Return each line containing the string "Netphen".

--- INFORMATION GIVEN ---

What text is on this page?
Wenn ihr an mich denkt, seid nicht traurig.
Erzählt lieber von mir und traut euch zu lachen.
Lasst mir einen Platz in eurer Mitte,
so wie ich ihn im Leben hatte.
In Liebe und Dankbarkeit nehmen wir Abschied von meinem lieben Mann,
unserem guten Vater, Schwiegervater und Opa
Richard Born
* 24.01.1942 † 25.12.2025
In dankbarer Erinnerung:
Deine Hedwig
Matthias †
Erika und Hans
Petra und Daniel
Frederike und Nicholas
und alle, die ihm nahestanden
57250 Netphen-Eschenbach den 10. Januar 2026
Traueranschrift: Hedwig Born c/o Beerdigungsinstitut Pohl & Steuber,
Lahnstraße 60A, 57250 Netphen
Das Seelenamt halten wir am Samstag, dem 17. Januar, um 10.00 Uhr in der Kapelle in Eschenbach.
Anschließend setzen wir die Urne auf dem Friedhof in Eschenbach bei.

---

ANSWER:
57250 Netphen-Eschenbach den 10. Januar 2026
Lahnstraße 60A, 57250 Netphen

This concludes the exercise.